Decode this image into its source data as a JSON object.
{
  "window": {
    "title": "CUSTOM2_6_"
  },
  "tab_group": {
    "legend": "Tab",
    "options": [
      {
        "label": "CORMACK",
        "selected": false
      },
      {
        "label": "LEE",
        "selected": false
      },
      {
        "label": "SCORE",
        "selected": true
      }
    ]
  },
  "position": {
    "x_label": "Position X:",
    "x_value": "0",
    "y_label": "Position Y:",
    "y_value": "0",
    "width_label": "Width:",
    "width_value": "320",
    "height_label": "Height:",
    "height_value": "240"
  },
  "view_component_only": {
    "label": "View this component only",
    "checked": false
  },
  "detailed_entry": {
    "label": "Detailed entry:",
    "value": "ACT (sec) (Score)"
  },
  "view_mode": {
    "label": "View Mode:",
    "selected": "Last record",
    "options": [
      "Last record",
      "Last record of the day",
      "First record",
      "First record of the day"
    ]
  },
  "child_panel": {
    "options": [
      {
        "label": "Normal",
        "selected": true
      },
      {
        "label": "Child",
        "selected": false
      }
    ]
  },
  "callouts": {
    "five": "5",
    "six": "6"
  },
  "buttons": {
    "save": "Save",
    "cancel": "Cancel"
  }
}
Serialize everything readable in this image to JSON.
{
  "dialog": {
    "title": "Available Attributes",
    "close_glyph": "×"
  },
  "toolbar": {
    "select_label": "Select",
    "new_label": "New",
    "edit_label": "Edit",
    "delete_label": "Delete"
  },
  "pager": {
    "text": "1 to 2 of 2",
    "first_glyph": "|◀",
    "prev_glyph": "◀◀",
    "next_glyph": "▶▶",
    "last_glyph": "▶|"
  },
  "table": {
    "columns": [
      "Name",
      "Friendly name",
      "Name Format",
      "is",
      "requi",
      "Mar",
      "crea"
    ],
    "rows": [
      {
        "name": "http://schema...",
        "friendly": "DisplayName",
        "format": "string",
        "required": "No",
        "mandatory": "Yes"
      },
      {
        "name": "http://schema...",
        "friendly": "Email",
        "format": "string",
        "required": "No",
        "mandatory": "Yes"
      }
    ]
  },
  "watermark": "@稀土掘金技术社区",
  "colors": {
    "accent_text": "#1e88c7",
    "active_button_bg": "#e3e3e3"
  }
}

**REQUEST:**
Write out all records exactly, keeping every detail.

**RESULT:**
Decode this image into its source data as a JSON object.
{
  "window": {
    "title": "CUSTOM2_6_"
  },
  "tab_group": {
    "legend": "Tab",
    "options": [
      {
        "label": "CORMACK",
        "selected": false
      },
      {
        "label": "LEE",
        "selected": false
      },
      {
        "label": "SCORE",
        "selected": true
      }
    ]
  },
  "position": {
    "x_label": "Position X:",
    "x_value": "0",
    "y_label": "Position Y:",
    "y_value": "0",
    "width_label": "Width:",
    "width_value": "320",
    "height_label": "Height:",
    "height_value": "240"
  },
  "view_component_only": {
    "label": "View this component only",
    "checked": false
  },
  "detailed_entry": {
    "label": "Detailed entry:",
    "value": "ACT (sec) (Score)"
  },
  "view_mode": {
    "label": "View Mode:",
    "selected": "Last record",
    "options": [
      "Last record",
      "Last record of the day",
      "First record",
      "First record of the day"
    ]
  },
  "child_panel": {
    "options": [
      {
        "label": "Normal",
        "selected": true
      },
      {
        "label": "Child",
        "selected": false
      }
    ]
  },
  "callouts": {
    "five": "5",
    "six": "6"
  },
  "buttons": {
    "save": "Save",
    "cancel": "Cancel"
  }
}
Serialize everything readable in this image to JSON.
{
  "dialog": {
    "title": "Available Attributes",
    "close_glyph": "×"
  },
  "toolbar": {
    "select_label": "Select",
    "new_label": "New",
    "edit_label": "Edit",
    "delete_label": "Delete"
  },
  "pager": {
    "text": "1 to 2 of 2",
    "first_glyph": "|◀",
    "prev_glyph": "◀◀",
    "next_glyph": "▶▶",
    "last_glyph": "▶|"
  },
  "table": {
    "columns": [
      "Name",
      "Friendly name",
      "Name Format",
      "is",
      "requi",
      "Mar",
      "crea"
    ],
    "rows": [
      {
        "name": "http://schema...",
        "friendly": "DisplayName",
        "format": "string",
        "required": "No",
        "mandatory": "Yes"
      },
      {
        "name": "http://schema...",
        "friendly": "Email",
        "format": "string",
        "required": "No",
        "mandatory": "Yes"
      }
    ]
  },
  "watermark": "@稀土掘金技术社区",
  "colors": {
    "accent_text": "#1e88c7",
    "active_button_bg": "#e3e3e3"
  }
}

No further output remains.